**PROBLEM STATEMENT:** Repeat exactly, and only, the lines from the line containing "Output the text content of this document." through the last line of the records below, including both.

>> begin ROWS

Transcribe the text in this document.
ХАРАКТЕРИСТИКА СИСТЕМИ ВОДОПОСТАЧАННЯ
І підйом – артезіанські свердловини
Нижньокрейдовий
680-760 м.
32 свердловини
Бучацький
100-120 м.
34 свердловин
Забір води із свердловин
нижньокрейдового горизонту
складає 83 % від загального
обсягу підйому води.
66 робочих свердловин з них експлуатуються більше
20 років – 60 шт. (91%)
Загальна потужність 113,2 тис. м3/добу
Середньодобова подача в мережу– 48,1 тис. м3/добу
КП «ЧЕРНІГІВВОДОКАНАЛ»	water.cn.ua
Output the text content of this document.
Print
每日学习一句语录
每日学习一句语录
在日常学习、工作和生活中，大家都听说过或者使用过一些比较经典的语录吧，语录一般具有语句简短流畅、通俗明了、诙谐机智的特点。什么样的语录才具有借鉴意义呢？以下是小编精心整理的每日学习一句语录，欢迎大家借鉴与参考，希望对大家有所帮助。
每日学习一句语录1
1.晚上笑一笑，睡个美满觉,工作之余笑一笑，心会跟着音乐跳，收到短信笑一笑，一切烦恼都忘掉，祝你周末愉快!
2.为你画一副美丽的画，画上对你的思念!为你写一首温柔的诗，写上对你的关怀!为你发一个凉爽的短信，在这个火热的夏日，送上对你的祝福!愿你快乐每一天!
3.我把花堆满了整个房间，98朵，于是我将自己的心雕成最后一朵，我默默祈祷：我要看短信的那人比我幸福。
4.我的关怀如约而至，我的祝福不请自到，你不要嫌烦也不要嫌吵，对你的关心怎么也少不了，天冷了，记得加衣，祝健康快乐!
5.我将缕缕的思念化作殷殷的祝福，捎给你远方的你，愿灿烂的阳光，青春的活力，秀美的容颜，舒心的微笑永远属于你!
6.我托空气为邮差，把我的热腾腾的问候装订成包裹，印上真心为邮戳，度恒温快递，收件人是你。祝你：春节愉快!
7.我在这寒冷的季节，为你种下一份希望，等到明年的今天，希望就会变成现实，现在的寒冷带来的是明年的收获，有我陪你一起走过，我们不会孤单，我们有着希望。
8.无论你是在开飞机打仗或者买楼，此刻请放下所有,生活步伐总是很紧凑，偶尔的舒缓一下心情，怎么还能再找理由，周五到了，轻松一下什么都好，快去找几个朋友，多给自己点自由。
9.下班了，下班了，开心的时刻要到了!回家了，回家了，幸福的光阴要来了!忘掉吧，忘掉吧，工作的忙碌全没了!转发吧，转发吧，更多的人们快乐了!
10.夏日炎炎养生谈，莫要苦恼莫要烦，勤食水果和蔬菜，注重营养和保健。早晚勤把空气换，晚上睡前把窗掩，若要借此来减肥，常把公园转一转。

>> end ROWS

**THE SOLUTION:**
Output the text content of this document.
Print
每日学习一句语录
每日学习一句语录
在日常学习、工作和生活中，大家都听说过或者使用过一些比较经典的语录吧，语录一般具有语句简短流畅、通俗明了、诙谐机智的特点。什么样的语录才具有借鉴意义呢？以下是小编精心整理的每日学习一句语录，欢迎大家借鉴与参考，希望对大家有所帮助。
每日学习一句语录1
1.晚上笑一笑，睡个美满觉,工作之余笑一笑，心会跟着音乐跳，收到短信笑一笑，一切烦恼都忘掉，祝你周末愉快!
2.为你画一副美丽的画，画上对你的思念!为你写一首温柔的诗，写上对你的关怀!为你发一个凉爽的短信，在这个火热的夏日，送上对你的祝福!愿你快乐每一天!
3.我把花堆满了整个房间，98朵，于是我将自己的心雕成最后一朵，我默默祈祷：我要看短信的那人比我幸福。
4.我的关怀如约而至，我的祝福不请自到，你不要嫌烦也不要嫌吵，对你的关心怎么也少不了，天冷了，记得加衣，祝健康快乐!
5.我将缕缕的思念化作殷殷的祝福，捎给你远方的你，愿灿烂的阳光，青春的活力，秀美的容颜，舒心的微笑永远属于你!
6.我托空气为邮差，把我的热腾腾的问候装订成包裹，印上真心为邮戳，度恒温快递，收件人是你。祝你：春节愉快!
7.我在这寒冷的季节，为你种下一份希望，等到明年的今天，希望就会变成现实，现在的寒冷带来的是明年的收获，有我陪你一起走过，我们不会孤单，我们有着希望。
8.无论你是在开飞机打仗或者买楼，此刻请放下所有,生活步伐总是很紧凑，偶尔的舒缓一下心情，怎么还能再找理由，周五到了，轻松一下什么都好，快去找几个朋友，多给自己点自由。
9.下班了，下班了，开心的时刻要到了!回家了，回家了，幸福的光阴要来了!忘掉吧，忘掉吧，工作的忙碌全没了!转发吧，转发吧，更多的人们快乐了!
10.夏日炎炎养生谈，莫要苦恼莫要烦，勤食水果和蔬菜，注重营养和保健。早晚勤把空气换，晚上睡前把窗掩，若要借此来减肥，常把公园转一转。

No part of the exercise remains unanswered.